**Your goal:** Every line below is to be copied exactly, with the pictures left out.

--- Begin ---

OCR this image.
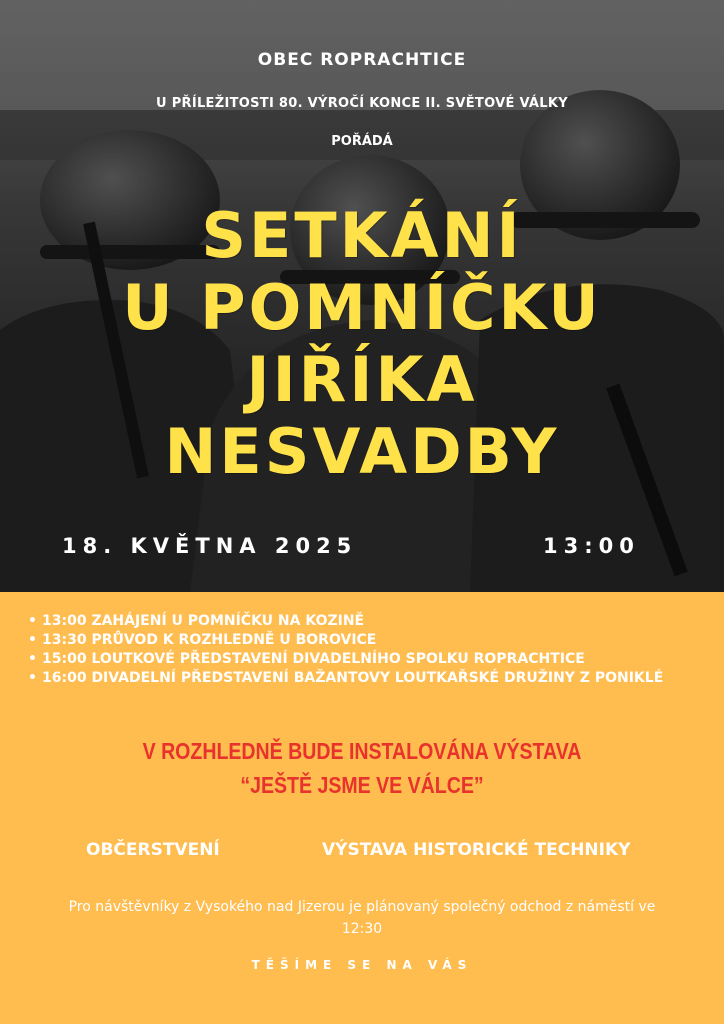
OBEC ROPRACHTICE
U PŘÍLEŽITOSTI 80. VÝROČÍ KONCE II. SVĚTOVÉ VÁLKY
POŘÁDÁ
SETKÁNÍ
U POMNÍČKU
JIŘÍKA
NESVADBY
18. KVĚTNA 2025	13:00
• 13:00 ZAHÁJENÍ U POMNÍČKU NA KOZINĚ
• 13:30 PRŮVOD K ROZHLEDNĚ U BOROVICE
• 15:00 LOUTKOVÉ PŘEDSTAVENÍ DIVADELNÍHO SPOLKU ROPRACHTICE
• 16:00 DIVADELNÍ PŘEDSTAVENÍ BAŽANTOVY LOUTKAŘSKÉ DRUŽINY Z PONIKLÉ
V ROZHLEDNĚ BUDE INSTALOVÁNA VÝSTAVA
“JEŠTĚ JSME VE VÁLCE”
OBČERSTVENÍ	VÝSTAVA HISTORICKÉ TECHNIKY
Pro návštěvníky z Vysokého nad Jizerou je plánovaný společný odchod z náměstí ve 12:30
TĚŠÍME SE NA VÁS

--- End ---

**Task answer:**
OCR this image.
OBEC ROPRACHTICE
U PŘÍLEŽITOSTI 80. VÝROČÍ KONCE II. SVĚTOVÉ VÁLKY
POŘÁDÁ
SETKÁNÍ
U POMNÍČKU
JIŘÍKA
NESVADBY
18. KVĚTNA 2025	13:00
• 13:00 ZAHÁJENÍ U POMNÍČKU NA KOZINĚ
• 13:30 PRŮVOD K ROZHLEDNĚ U BOROVICE
• 15:00 LOUTKOVÉ PŘEDSTAVENÍ DIVADELNÍHO SPOLKU ROPRACHTICE
• 16:00 DIVADELNÍ PŘEDSTAVENÍ BAŽANTOVY LOUTKAŘSKÉ DRUŽINY Z PONIKLÉ
V ROZHLEDNĚ BUDE INSTALOVÁNA VÝSTAVA
“JEŠTĚ JSME VE VÁLCE”
OBČERSTVENÍ	VÝSTAVA HISTORICKÉ TECHNIKY
Pro návštěvníky z Vysokého nad Jizerou je plánovaný společný odchod z náměstí ve 12:30
TĚŠÍME SE NA VÁS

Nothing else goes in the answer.